- WRITTEN PROBLEM -
Repeat the lines of each of these records word for word, leaving out the pictures.

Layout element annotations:
(begin)

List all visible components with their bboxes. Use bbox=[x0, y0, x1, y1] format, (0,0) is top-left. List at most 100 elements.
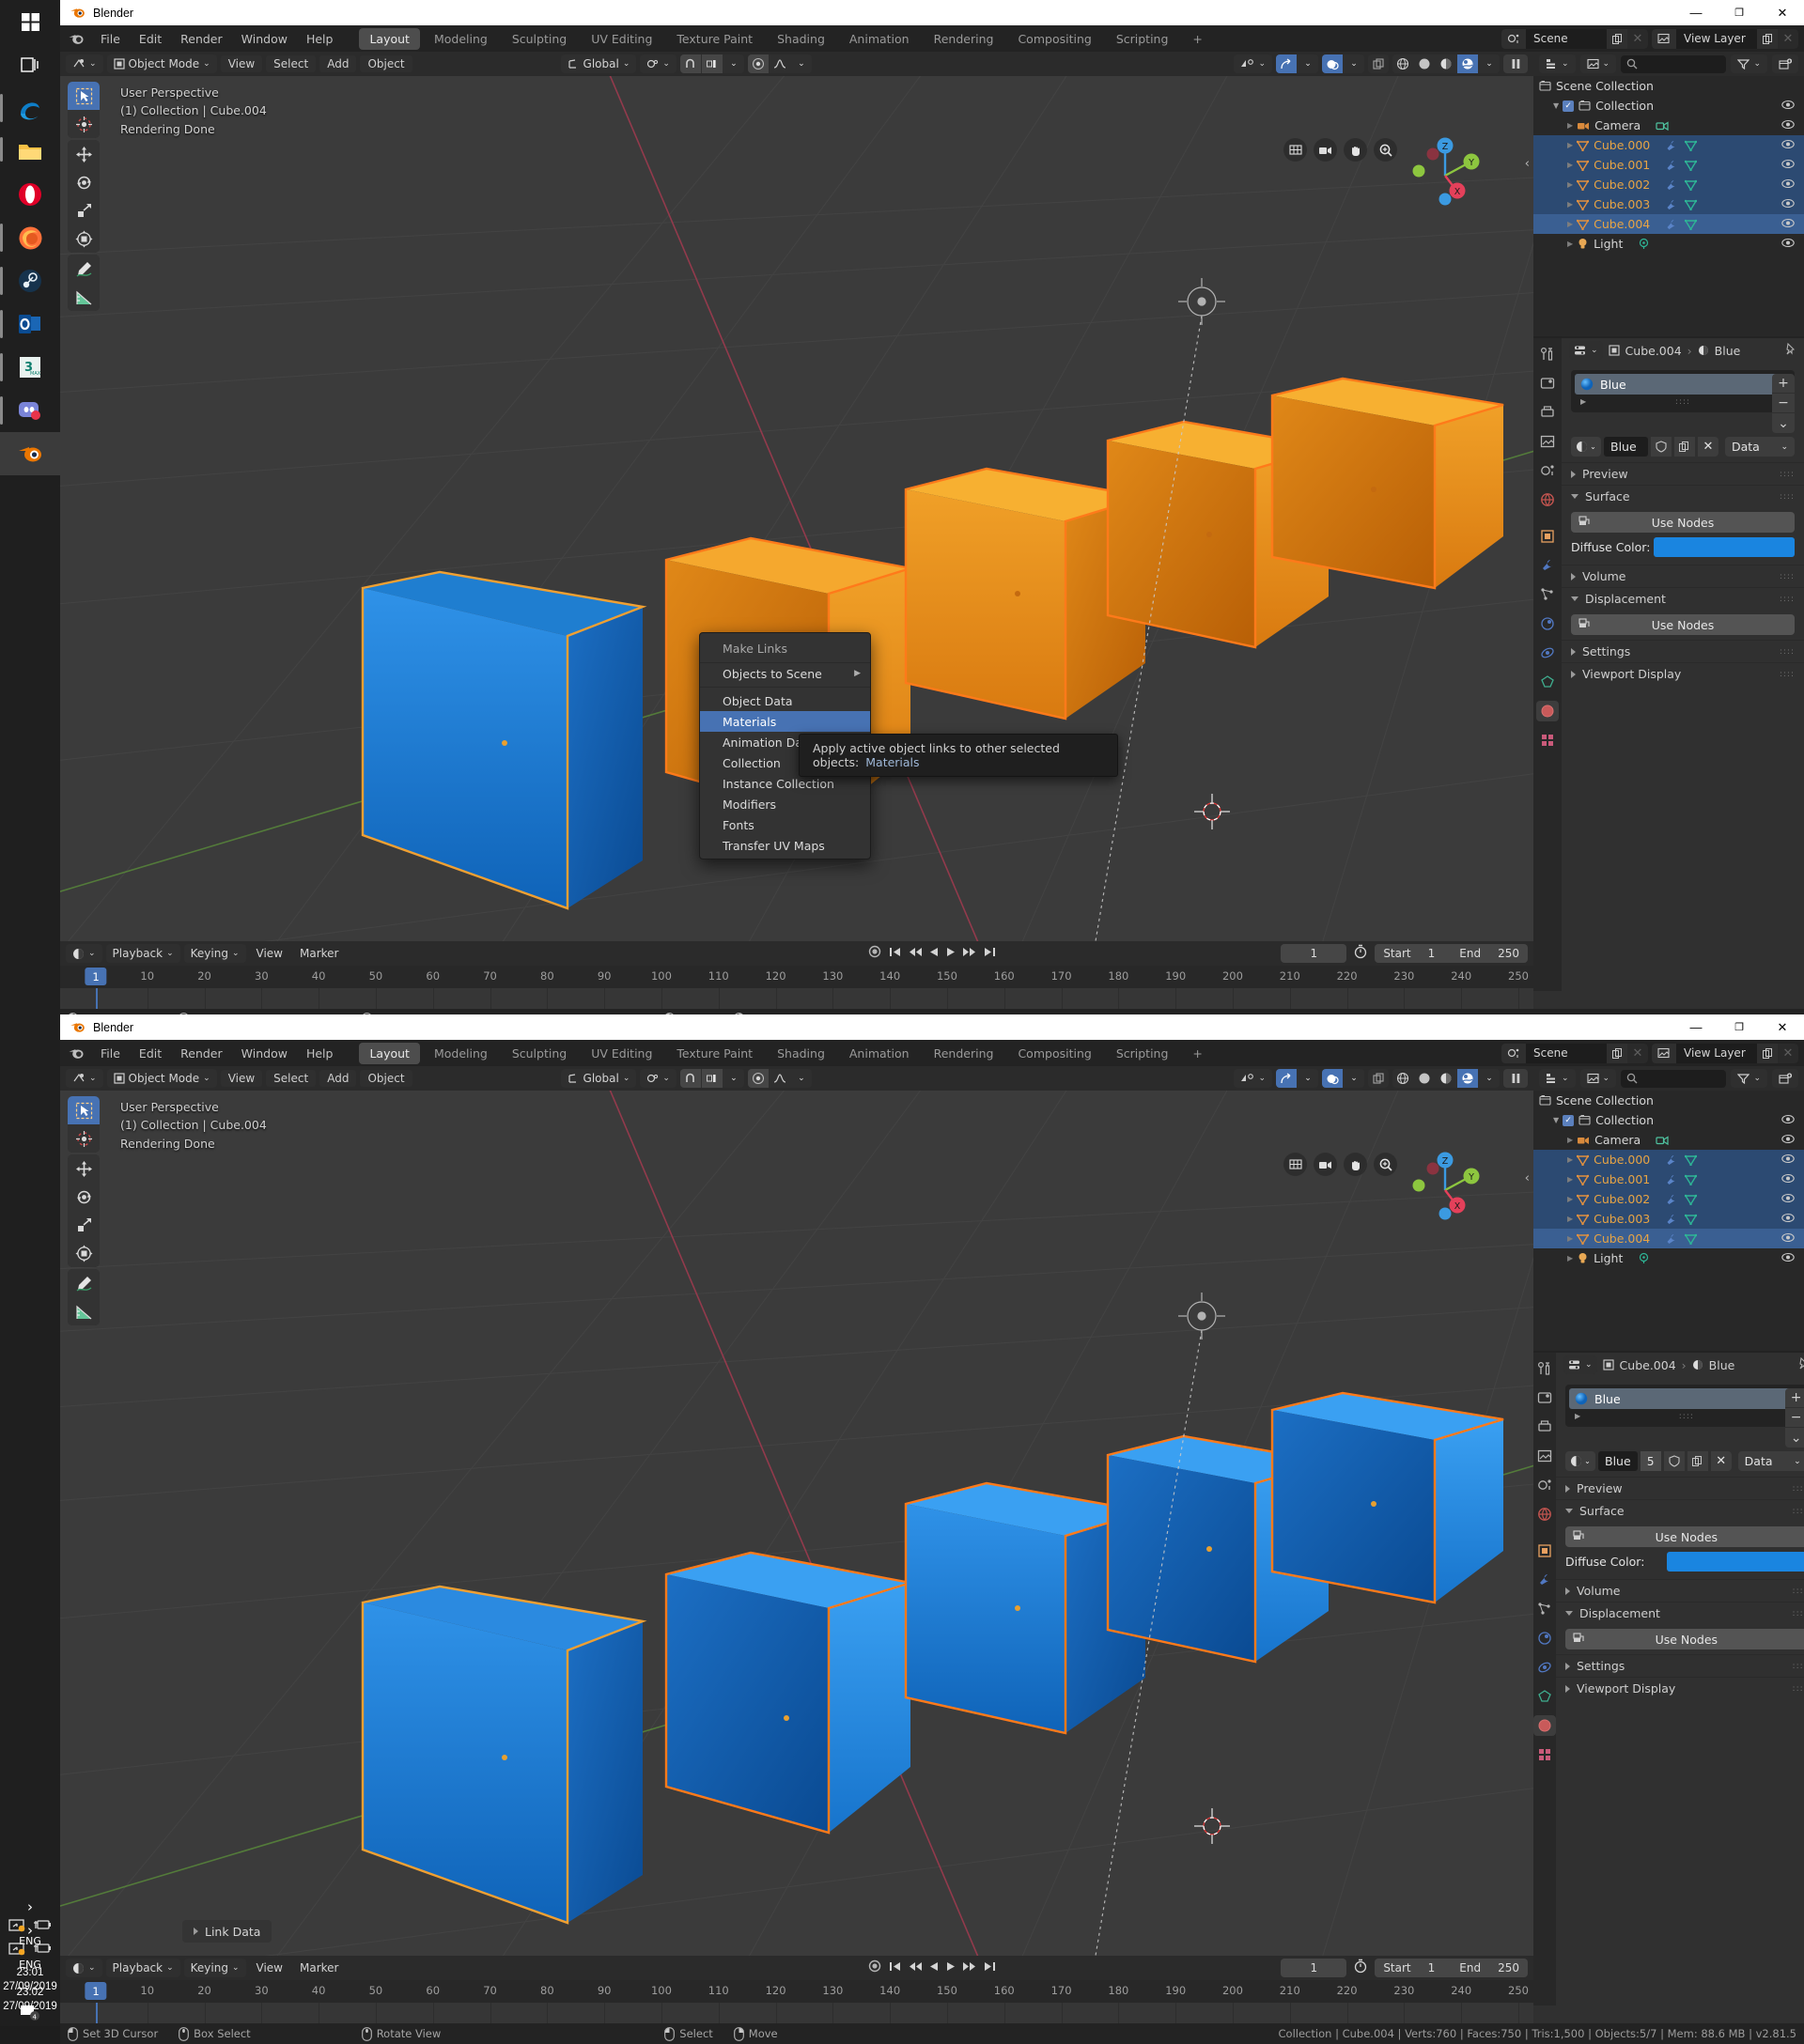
snap-target-icon[interactable] bbox=[701, 1069, 723, 1088]
pause-render-icon[interactable] bbox=[1503, 1069, 1528, 1088]
material-tab[interactable] bbox=[1533, 1715, 1556, 1736]
new-collection-button[interactable] bbox=[1772, 1069, 1798, 1088]
rendered-shading-icon[interactable] bbox=[1457, 1069, 1478, 1088]
panel-grip[interactable]: :::: bbox=[1780, 595, 1795, 604]
falloff-icon[interactable] bbox=[769, 54, 790, 73]
displacement-use-nodes-button-top[interactable]: Use Nodes bbox=[1571, 614, 1795, 635]
jump-to-start-icon[interactable] bbox=[888, 946, 902, 962]
timeline-menu-playback[interactable]: Playback ⌄ bbox=[105, 944, 180, 963]
pause-render-icon[interactable] bbox=[1503, 54, 1528, 73]
material-tab[interactable] bbox=[1536, 701, 1559, 721]
modifier-icon[interactable] bbox=[1665, 1233, 1677, 1245]
mesh-data-icon[interactable] bbox=[1685, 1214, 1698, 1225]
editor-type-selector[interactable]: ⌄ bbox=[66, 1069, 103, 1088]
modifier-icon[interactable] bbox=[1665, 1214, 1677, 1225]
measure-tool[interactable] bbox=[68, 1297, 100, 1325]
gizmo-dropdown-icon[interactable]: ⌄ bbox=[1298, 54, 1318, 73]
physics-tab[interactable] bbox=[1536, 613, 1559, 634]
visibility-eye-icon[interactable] bbox=[1781, 118, 1795, 132]
outliner-display-mode[interactable]: ⌄ bbox=[1539, 54, 1576, 73]
file-explorer-icon[interactable] bbox=[0, 130, 60, 173]
move-tool[interactable] bbox=[68, 1154, 100, 1183]
material-name-field[interactable]: Blue bbox=[1604, 437, 1648, 457]
constraint-tab[interactable] bbox=[1533, 1657, 1556, 1678]
delete-scene-button[interactable]: ✕ bbox=[1627, 28, 1648, 49]
expand-collapse-icon[interactable]: ▶ bbox=[1567, 220, 1573, 228]
outliner-row-cube-000[interactable]: ▶ Cube.000 bbox=[1533, 135, 1804, 155]
menu-edit[interactable]: Edit bbox=[131, 29, 170, 49]
tool-tab[interactable] bbox=[1536, 344, 1559, 364]
outliner-row-scene-collection[interactable]: Scene Collection bbox=[1533, 1091, 1804, 1110]
timeline-playhead[interactable]: 1 bbox=[85, 968, 107, 985]
workspace-tab-compositing[interactable]: Compositing bbox=[1007, 28, 1101, 50]
fake-user-button[interactable] bbox=[1651, 437, 1672, 457]
discord-icon[interactable] bbox=[0, 389, 60, 432]
remove-material-slot-button[interactable]: − bbox=[1784, 1408, 1804, 1428]
scene-tab[interactable] bbox=[1536, 460, 1559, 481]
jump-to-end-icon[interactable] bbox=[983, 946, 997, 962]
tweak-tool[interactable] bbox=[68, 1096, 100, 1124]
mesh-data-icon[interactable] bbox=[1685, 179, 1698, 191]
minimize-button[interactable]: — bbox=[1674, 1014, 1718, 1040]
visibility-eye-icon[interactable] bbox=[1781, 217, 1795, 231]
breadcrumb-material[interactable]: Blue bbox=[1709, 1358, 1735, 1372]
wireframe-shading-icon[interactable] bbox=[1392, 1069, 1413, 1088]
outlook-icon[interactable] bbox=[0, 302, 60, 346]
panel-grip[interactable]: :::: bbox=[1793, 1484, 1804, 1494]
timeline-menu-view[interactable]: View bbox=[250, 944, 289, 963]
mesh-data-icon[interactable] bbox=[1685, 219, 1698, 230]
mesh-data-icon[interactable] bbox=[1685, 1233, 1698, 1245]
mesh-data-icon[interactable] bbox=[1685, 1154, 1698, 1166]
visibility-eye-icon[interactable] bbox=[1781, 138, 1795, 152]
timeline-menu-keying[interactable]: Keying ⌄ bbox=[183, 1959, 246, 1977]
render-tab[interactable] bbox=[1536, 373, 1559, 394]
browse-material-button[interactable]: ⌄ bbox=[1571, 437, 1601, 457]
panel-settings-top[interactable]: Settings:::: bbox=[1562, 640, 1804, 662]
pin-icon[interactable] bbox=[1797, 1356, 1804, 1372]
rendered-shading-icon[interactable] bbox=[1457, 54, 1478, 73]
current-frame-field[interactable]: 1 bbox=[1281, 944, 1347, 963]
menu-item-fonts[interactable]: Fonts bbox=[700, 814, 870, 835]
measure-tool[interactable] bbox=[68, 283, 100, 311]
maximize-button[interactable]: ❐ bbox=[1718, 0, 1761, 25]
world-tab[interactable] bbox=[1533, 1504, 1556, 1525]
timeline-menu-marker[interactable]: Marker bbox=[293, 944, 345, 963]
panel-grip[interactable]: :::: bbox=[1793, 1587, 1804, 1596]
expand-collapse-icon[interactable]: ▼ bbox=[1553, 1116, 1559, 1124]
new-viewlayer-button[interactable] bbox=[1757, 1043, 1778, 1063]
annotate-tool[interactable] bbox=[68, 255, 100, 283]
grid-toggle-icon[interactable] bbox=[1283, 138, 1307, 162]
new-scene-button[interactable] bbox=[1607, 1043, 1627, 1063]
material-slot-specials-button[interactable]: ⌄ bbox=[1772, 413, 1795, 433]
workspace-tab-scripting[interactable]: Scripting bbox=[1106, 28, 1179, 50]
panel-viewport-display-top[interactable]: Viewport Display:::: bbox=[1562, 662, 1804, 685]
prev-keyframe-icon[interactable] bbox=[908, 1960, 923, 1976]
new-collection-button[interactable] bbox=[1772, 54, 1798, 73]
timeline-playhead[interactable]: 1 bbox=[85, 1982, 107, 2000]
viewlayer-tab[interactable] bbox=[1533, 1446, 1556, 1466]
play-icon[interactable] bbox=[945, 946, 956, 962]
scale-tool[interactable] bbox=[68, 1211, 100, 1239]
workspace-tab-sculpting[interactable]: Sculpting bbox=[502, 28, 577, 50]
play-icon[interactable] bbox=[945, 1960, 956, 1976]
timeline-track-area-bottom[interactable] bbox=[60, 2003, 1533, 2023]
panel-displacement-top[interactable]: Displacement:::: bbox=[1562, 587, 1804, 610]
menu-item-modifiers[interactable]: Modifiers bbox=[700, 794, 870, 814]
rotate-tool[interactable] bbox=[68, 1183, 100, 1211]
jump-to-start-icon[interactable] bbox=[888, 1960, 902, 1976]
new-material-button[interactable] bbox=[1687, 1451, 1708, 1471]
menu-file[interactable]: File bbox=[92, 1044, 129, 1063]
outliner-row-collection[interactable]: ▼ ✓ Collection bbox=[1533, 96, 1804, 116]
falloff-icon[interactable] bbox=[769, 1069, 790, 1088]
editor-type-selector[interactable]: ⌄ bbox=[66, 54, 103, 73]
play-reverse-icon[interactable] bbox=[928, 946, 940, 962]
tray-expand-icon[interactable]: › bbox=[27, 1898, 33, 1915]
mesh-data-icon[interactable] bbox=[1685, 1174, 1698, 1185]
visibility-eye-icon[interactable] bbox=[1781, 178, 1795, 192]
overlays-dropdown-icon[interactable]: ⌄ bbox=[1344, 54, 1364, 73]
visibility-eye-icon[interactable] bbox=[1781, 1212, 1795, 1226]
delete-viewlayer-button[interactable]: ✕ bbox=[1778, 1043, 1798, 1063]
outliner-row-cube-003[interactable]: ▶ Cube.003 bbox=[1533, 194, 1804, 214]
material-slot-resize[interactable]: ▶ :::: bbox=[1569, 1409, 1804, 1423]
transform-tool[interactable] bbox=[68, 1239, 100, 1267]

(end)

- FINISHED TASK -
List all visible components with their bboxes. Use bbox=[x0, y0, x1, y1] format, (0,0) is top-left. List at most 100 elements.
snap-target-icon[interactable] bbox=[701, 1069, 723, 1088]
pause-render-icon[interactable] bbox=[1503, 1069, 1528, 1088]
material-tab[interactable] bbox=[1533, 1715, 1556, 1736]
new-collection-button[interactable] bbox=[1772, 1069, 1798, 1088]
rendered-shading-icon[interactable] bbox=[1457, 1069, 1478, 1088]
panel-grip[interactable]: :::: bbox=[1780, 595, 1795, 604]
falloff-icon[interactable] bbox=[769, 54, 790, 73]
displacement-use-nodes-button-top[interactable]: Use Nodes bbox=[1571, 614, 1795, 635]
jump-to-start-icon[interactable] bbox=[888, 946, 902, 962]
timeline-menu-playback[interactable]: Playback ⌄ bbox=[105, 944, 180, 963]
pause-render-icon[interactable] bbox=[1503, 54, 1528, 73]
material-tab[interactable] bbox=[1536, 701, 1559, 721]
modifier-icon[interactable] bbox=[1665, 1233, 1677, 1245]
mesh-data-icon[interactable] bbox=[1685, 1214, 1698, 1225]
editor-type-selector[interactable]: ⌄ bbox=[66, 1069, 103, 1088]
modifier-icon[interactable] bbox=[1665, 1214, 1677, 1225]
measure-tool[interactable] bbox=[68, 1297, 100, 1325]
gizmo-dropdown-icon[interactable]: ⌄ bbox=[1298, 54, 1318, 73]
physics-tab[interactable] bbox=[1536, 613, 1559, 634]
visibility-eye-icon[interactable] bbox=[1781, 118, 1795, 132]
outliner-display-mode[interactable]: ⌄ bbox=[1539, 54, 1576, 73]
file-explorer-icon[interactable] bbox=[0, 130, 60, 173]
move-tool[interactable] bbox=[68, 1154, 100, 1183]
material-name-field[interactable]: Blue bbox=[1604, 437, 1648, 457]
constraint-tab[interactable] bbox=[1533, 1657, 1556, 1678]
delete-scene-button[interactable]: ✕ bbox=[1627, 28, 1648, 49]
expand-collapse-icon[interactable]: ▶ bbox=[1567, 220, 1573, 228]
outliner-row-cube-000[interactable]: ▶ Cube.000 bbox=[1533, 135, 1804, 155]
menu-edit[interactable]: Edit bbox=[131, 29, 170, 49]
tool-tab[interactable] bbox=[1536, 344, 1559, 364]
outliner-row-scene-collection[interactable]: Scene Collection bbox=[1533, 1091, 1804, 1110]
timeline-playhead[interactable]: 1 bbox=[85, 968, 107, 985]
workspace-tab-compositing[interactable]: Compositing bbox=[1007, 28, 1101, 50]
fake-user-button[interactable] bbox=[1651, 437, 1672, 457]
discord-icon[interactable] bbox=[0, 389, 60, 432]
remove-material-slot-button[interactable]: − bbox=[1784, 1408, 1804, 1428]
scene-tab[interactable] bbox=[1536, 460, 1559, 481]
jump-to-end-icon[interactable] bbox=[983, 946, 997, 962]
tweak-tool[interactable] bbox=[68, 1096, 100, 1124]
mesh-data-icon[interactable] bbox=[1685, 179, 1698, 191]
minimize-button[interactable]: — bbox=[1674, 1014, 1718, 1040]
visibility-eye-icon[interactable] bbox=[1781, 217, 1795, 231]
breadcrumb-material[interactable]: Blue bbox=[1709, 1358, 1735, 1372]
wireframe-shading-icon[interactable] bbox=[1392, 1069, 1413, 1088]
outlook-icon[interactable] bbox=[0, 302, 60, 346]
panel-grip[interactable]: :::: bbox=[1793, 1484, 1804, 1494]
timeline-menu-view[interactable]: View bbox=[250, 944, 289, 963]
mesh-data-icon[interactable] bbox=[1685, 219, 1698, 230]
mesh-data-icon[interactable] bbox=[1685, 1233, 1698, 1245]
mesh-data-icon[interactable] bbox=[1685, 1154, 1698, 1166]
visibility-eye-icon[interactable] bbox=[1781, 138, 1795, 152]
timeline-menu-keying[interactable]: Keying ⌄ bbox=[183, 1959, 246, 1977]
render-tab[interactable] bbox=[1536, 373, 1559, 394]
browse-material-button[interactable]: ⌄ bbox=[1571, 437, 1601, 457]
panel-settings-top[interactable]: Settings:::: bbox=[1562, 640, 1804, 662]
pin-icon[interactable] bbox=[1797, 1356, 1804, 1372]
rendered-shading-icon[interactable] bbox=[1457, 54, 1478, 73]
current-frame-field[interactable]: 1 bbox=[1281, 944, 1347, 963]
menu-item-fonts[interactable]: Fonts bbox=[700, 814, 870, 835]
measure-tool[interactable] bbox=[68, 283, 100, 311]
maximize-button[interactable]: ❐ bbox=[1718, 0, 1761, 25]
world-tab[interactable] bbox=[1533, 1504, 1556, 1525]
timeline-menu-marker[interactable]: Marker bbox=[293, 944, 345, 963]
panel-grip[interactable]: :::: bbox=[1793, 1587, 1804, 1596]
expand-collapse-icon[interactable]: ▼ bbox=[1553, 1116, 1559, 1124]
new-viewlayer-button[interactable] bbox=[1757, 1043, 1778, 1063]
annotate-tool[interactable] bbox=[68, 255, 100, 283]
grid-toggle-icon[interactable] bbox=[1283, 138, 1307, 162]
new-scene-button[interactable] bbox=[1607, 1043, 1627, 1063]
material-slot-specials-button[interactable]: ⌄ bbox=[1772, 413, 1795, 433]
workspace-tab-scripting[interactable]: Scripting bbox=[1106, 28, 1179, 50]
panel-viewport-display-top[interactable]: Viewport Display:::: bbox=[1562, 662, 1804, 685]
prev-keyframe-icon[interactable] bbox=[908, 1960, 923, 1976]
new-collection-button[interactable] bbox=[1772, 54, 1798, 73]
timeline-playhead[interactable]: 1 bbox=[85, 1982, 107, 2000]
viewlayer-tab[interactable] bbox=[1533, 1446, 1556, 1466]
play-icon[interactable] bbox=[945, 946, 956, 962]
scale-tool[interactable] bbox=[68, 1211, 100, 1239]
workspace-tab-sculpting[interactable]: Sculpting bbox=[502, 28, 577, 50]
play-icon[interactable] bbox=[945, 1960, 956, 1976]
timeline-track-area-bottom[interactable] bbox=[60, 2003, 1533, 2023]
panel-displacement-top[interactable]: Displacement:::: bbox=[1562, 587, 1804, 610]
menu-item-modifiers[interactable]: Modifiers bbox=[700, 794, 870, 814]
rotate-tool[interactable] bbox=[68, 1183, 100, 1211]
jump-to-start-icon[interactable] bbox=[888, 1960, 902, 1976]
new-material-button[interactable] bbox=[1687, 1451, 1708, 1471]
menu-file[interactable]: File bbox=[92, 1044, 129, 1063]
outliner-row-collection[interactable]: ▼ ✓ Collection bbox=[1533, 96, 1804, 116]
falloff-icon[interactable] bbox=[769, 1069, 790, 1088]
editor-type-selector[interactable]: ⌄ bbox=[66, 54, 103, 73]
play-reverse-icon[interactable] bbox=[928, 946, 940, 962]
tray-expand-icon[interactable]: › bbox=[27, 1898, 33, 1915]
mesh-data-icon[interactable] bbox=[1685, 1174, 1698, 1185]
visibility-eye-icon[interactable] bbox=[1781, 178, 1795, 192]
overlays-dropdown-icon[interactable]: ⌄ bbox=[1344, 54, 1364, 73]
visibility-eye-icon[interactable] bbox=[1781, 1212, 1795, 1226]
delete-viewlayer-button[interactable]: ✕ bbox=[1778, 1043, 1798, 1063]
outliner-row-cube-003[interactable]: ▶ Cube.003 bbox=[1533, 194, 1804, 214]
material-slot-resize[interactable]: ▶ :::: bbox=[1569, 1409, 1804, 1423]
transform-tool[interactable] bbox=[68, 1239, 100, 1267]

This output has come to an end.